(Records about charts and figures)
────────────────
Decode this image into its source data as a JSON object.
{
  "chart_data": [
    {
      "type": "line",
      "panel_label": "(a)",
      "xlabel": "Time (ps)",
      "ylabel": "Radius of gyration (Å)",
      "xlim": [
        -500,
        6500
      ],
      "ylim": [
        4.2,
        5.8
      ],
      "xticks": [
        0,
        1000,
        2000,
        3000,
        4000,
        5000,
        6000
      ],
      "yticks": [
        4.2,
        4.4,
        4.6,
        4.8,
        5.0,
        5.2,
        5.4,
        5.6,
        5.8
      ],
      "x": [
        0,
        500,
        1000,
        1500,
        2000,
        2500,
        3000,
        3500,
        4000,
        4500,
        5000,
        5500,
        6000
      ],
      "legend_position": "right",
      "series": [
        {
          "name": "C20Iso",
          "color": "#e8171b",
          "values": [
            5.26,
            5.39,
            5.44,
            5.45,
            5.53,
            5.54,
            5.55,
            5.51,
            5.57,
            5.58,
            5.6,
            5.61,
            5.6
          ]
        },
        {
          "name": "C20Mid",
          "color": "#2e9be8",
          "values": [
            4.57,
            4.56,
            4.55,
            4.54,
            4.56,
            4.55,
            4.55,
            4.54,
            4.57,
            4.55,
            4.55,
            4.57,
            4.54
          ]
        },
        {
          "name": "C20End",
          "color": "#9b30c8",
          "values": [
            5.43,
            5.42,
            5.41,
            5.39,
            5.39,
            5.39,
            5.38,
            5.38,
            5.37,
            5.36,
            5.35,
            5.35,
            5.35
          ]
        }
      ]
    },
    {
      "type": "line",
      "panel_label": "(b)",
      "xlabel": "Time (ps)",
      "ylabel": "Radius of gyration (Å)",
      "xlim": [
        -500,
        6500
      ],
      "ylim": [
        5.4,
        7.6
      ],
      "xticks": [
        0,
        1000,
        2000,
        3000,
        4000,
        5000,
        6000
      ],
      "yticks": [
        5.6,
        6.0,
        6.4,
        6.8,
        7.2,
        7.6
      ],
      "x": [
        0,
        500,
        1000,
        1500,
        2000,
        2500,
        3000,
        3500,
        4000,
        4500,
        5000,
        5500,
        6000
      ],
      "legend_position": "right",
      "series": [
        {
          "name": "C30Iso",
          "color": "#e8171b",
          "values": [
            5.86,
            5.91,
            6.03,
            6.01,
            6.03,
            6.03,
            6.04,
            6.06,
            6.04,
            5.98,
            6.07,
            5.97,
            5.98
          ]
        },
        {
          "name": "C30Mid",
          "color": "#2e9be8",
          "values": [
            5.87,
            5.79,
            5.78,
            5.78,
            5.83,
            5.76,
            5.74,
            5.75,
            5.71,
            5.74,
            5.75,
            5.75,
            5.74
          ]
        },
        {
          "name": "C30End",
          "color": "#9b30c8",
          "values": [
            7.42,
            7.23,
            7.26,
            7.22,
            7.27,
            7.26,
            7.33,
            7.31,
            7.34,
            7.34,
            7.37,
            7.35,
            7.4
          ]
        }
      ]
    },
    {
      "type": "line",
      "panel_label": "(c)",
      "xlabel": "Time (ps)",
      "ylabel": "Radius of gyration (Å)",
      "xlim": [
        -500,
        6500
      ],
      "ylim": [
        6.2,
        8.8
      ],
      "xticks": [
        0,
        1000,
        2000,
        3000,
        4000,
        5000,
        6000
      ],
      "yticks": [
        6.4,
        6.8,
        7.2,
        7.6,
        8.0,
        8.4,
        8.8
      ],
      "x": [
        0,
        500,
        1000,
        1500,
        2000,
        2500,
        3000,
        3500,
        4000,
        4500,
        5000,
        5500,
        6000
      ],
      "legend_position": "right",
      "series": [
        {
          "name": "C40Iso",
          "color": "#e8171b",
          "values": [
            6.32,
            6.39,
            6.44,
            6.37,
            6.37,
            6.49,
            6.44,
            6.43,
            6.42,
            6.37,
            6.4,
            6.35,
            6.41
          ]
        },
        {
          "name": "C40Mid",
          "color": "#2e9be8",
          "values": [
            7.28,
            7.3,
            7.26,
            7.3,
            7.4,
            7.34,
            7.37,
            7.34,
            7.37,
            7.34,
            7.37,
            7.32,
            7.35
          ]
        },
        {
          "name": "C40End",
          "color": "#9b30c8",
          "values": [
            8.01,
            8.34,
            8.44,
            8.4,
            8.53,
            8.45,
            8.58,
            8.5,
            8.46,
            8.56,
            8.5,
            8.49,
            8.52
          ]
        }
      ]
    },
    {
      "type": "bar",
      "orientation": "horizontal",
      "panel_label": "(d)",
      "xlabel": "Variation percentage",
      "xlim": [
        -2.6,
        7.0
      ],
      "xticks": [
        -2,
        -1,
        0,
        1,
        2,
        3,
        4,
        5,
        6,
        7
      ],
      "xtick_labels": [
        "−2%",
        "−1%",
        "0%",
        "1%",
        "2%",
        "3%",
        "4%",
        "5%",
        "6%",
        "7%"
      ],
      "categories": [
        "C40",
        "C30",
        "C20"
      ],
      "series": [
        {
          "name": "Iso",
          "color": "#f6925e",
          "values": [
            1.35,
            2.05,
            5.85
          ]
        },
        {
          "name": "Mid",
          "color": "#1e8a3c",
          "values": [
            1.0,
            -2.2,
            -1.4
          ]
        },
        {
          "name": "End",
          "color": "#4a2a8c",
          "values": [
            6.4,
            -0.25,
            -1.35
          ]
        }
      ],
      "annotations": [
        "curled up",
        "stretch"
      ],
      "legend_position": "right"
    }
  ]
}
────────────────
#### [Exercise]
Every record should be given again exactly.

#### [Task solution]
Decode this image into its source data as a JSON object.
{
  "chart_data": [
    {
      "type": "line",
      "panel_label": "(a)",
      "xlabel": "Time (ps)",
      "ylabel": "Radius of gyration (Å)",
      "xlim": [
        -500,
        6500
      ],
      "ylim": [
        4.2,
        5.8
      ],
      "xticks": [
        0,
        1000,
        2000,
        3000,
        4000,
        5000,
        6000
      ],
      "yticks": [
        4.2,
        4.4,
        4.6,
        4.8,
        5.0,
        5.2,
        5.4,
        5.6,
        5.8
      ],
      "x": [
        0,
        500,
        1000,
        1500,
        2000,
        2500,
        3000,
        3500,
        4000,
        4500,
        5000,
        5500,
        6000
      ],
      "legend_position": "right",
      "series": [
        {
          "name": "C20Iso",
          "color": "#e8171b",
          "values": [
            5.26,
            5.39,
            5.44,
            5.45,
            5.53,
            5.54,
            5.55,
            5.51,
            5.57,
            5.58,
            5.6,
            5.61,
            5.6
          ]
        },
        {
          "name": "C20Mid",
          "color": "#2e9be8",
          "values": [
            4.57,
            4.56,
            4.55,
            4.54,
            4.56,
            4.55,
            4.55,
            4.54,
            4.57,
            4.55,
            4.55,
            4.57,
            4.54
          ]
        },
        {
          "name": "C20End",
          "color": "#9b30c8",
          "values": [
            5.43,
            5.42,
            5.41,
            5.39,
            5.39,
            5.39,
            5.38,
            5.38,
            5.37,
            5.36,
            5.35,
            5.35,
            5.35
          ]
        }
      ]
    },
    {
      "type": "line",
      "panel_label": "(b)",
      "xlabel": "Time (ps)",
      "ylabel": "Radius of gyration (Å)",
      "xlim": [
        -500,
        6500
      ],
      "ylim": [
        5.4,
        7.6
      ],
      "xticks": [
        0,
        1000,
        2000,
        3000,
        4000,
        5000,
        6000
      ],
      "yticks": [
        5.6,
        6.0,
        6.4,
        6.8,
        7.2,
        7.6
      ],
      "x": [
        0,
        500,
        1000,
        1500,
        2000,
        2500,
        3000,
        3500,
        4000,
        4500,
        5000,
        5500,
        6000
      ],
      "legend_position": "right",
      "series": [
        {
          "name": "C30Iso",
          "color": "#e8171b",
          "values": [
            5.86,
            5.91,
            6.03,
            6.01,
            6.03,
            6.03,
            6.04,
            6.06,
            6.04,
            5.98,
            6.07,
            5.97,
            5.98
          ]
        },
        {
          "name": "C30Mid",
          "color": "#2e9be8",
          "values": [
            5.87,
            5.79,
            5.78,
            5.78,
            5.83,
            5.76,
            5.74,
            5.75,
            5.71,
            5.74,
            5.75,
            5.75,
            5.74
          ]
        },
        {
          "name": "C30End",
          "color": "#9b30c8",
          "values": [
            7.42,
            7.23,
            7.26,
            7.22,
            7.27,
            7.26,
            7.33,
            7.31,
            7.34,
            7.34,
            7.37,
            7.35,
            7.4
          ]
        }
      ]
    },
    {
      "type": "line",
      "panel_label": "(c)",
      "xlabel": "Time (ps)",
      "ylabel": "Radius of gyration (Å)",
      "xlim": [
        -500,
        6500
      ],
      "ylim": [
        6.2,
        8.8
      ],
      "xticks": [
        0,
        1000,
        2000,
        3000,
        4000,
        5000,
        6000
      ],
      "yticks": [
        6.4,
        6.8,
        7.2,
        7.6,
        8.0,
        8.4,
        8.8
      ],
      "x": [
        0,
        500,
        1000,
        1500,
        2000,
        2500,
        3000,
        3500,
        4000,
        4500,
        5000,
        5500,
        6000
      ],
      "legend_position": "right",
      "series": [
        {
          "name": "C40Iso",
          "color": "#e8171b",
          "values": [
            6.32,
            6.39,
            6.44,
            6.37,
            6.37,
            6.49,
            6.44,
            6.43,
            6.42,
            6.37,
            6.4,
            6.35,
            6.41
          ]
        },
        {
          "name": "C40Mid",
          "color": "#2e9be8",
          "values": [
            7.28,
            7.3,
            7.26,
            7.3,
            7.4,
            7.34,
            7.37,
            7.34,
            7.37,
            7.34,
            7.37,
            7.32,
            7.35
          ]
        },
        {
          "name": "C40End",
          "color": "#9b30c8",
          "values": [
            8.01,
            8.34,
            8.44,
            8.4,
            8.53,
            8.45,
            8.58,
            8.5,
            8.46,
            8.56,
            8.5,
            8.49,
            8.52
          ]
        }
      ]
    },
    {
      "type": "bar",
      "orientation": "horizontal",
      "panel_label": "(d)",
      "xlabel": "Variation percentage",
      "xlim": [
        -2.6,
        7.0
      ],
      "xticks": [
        -2,
        -1,
        0,
        1,
        2,
        3,
        4,
        5,
        6,
        7
      ],
      "xtick_labels": [
        "−2%",
        "−1%",
        "0%",
        "1%",
        "2%",
        "3%",
        "4%",
        "5%",
        "6%",
        "7%"
      ],
      "categories": [
        "C40",
        "C30",
        "C20"
      ],
      "series": [
        {
          "name": "Iso",
          "color": "#f6925e",
          "values": [
            1.35,
            2.05,
            5.85
          ]
        },
        {
          "name": "Mid",
          "color": "#1e8a3c",
          "values": [
            1.0,
            -2.2,
            -1.4
          ]
        },
        {
          "name": "End",
          "color": "#4a2a8c",
          "values": [
            6.4,
            -0.25,
            -1.35
          ]
        }
      ],
      "annotations": [
        "curled up",
        "stretch"
      ],
      "legend_position": "right"
    }
  ]
}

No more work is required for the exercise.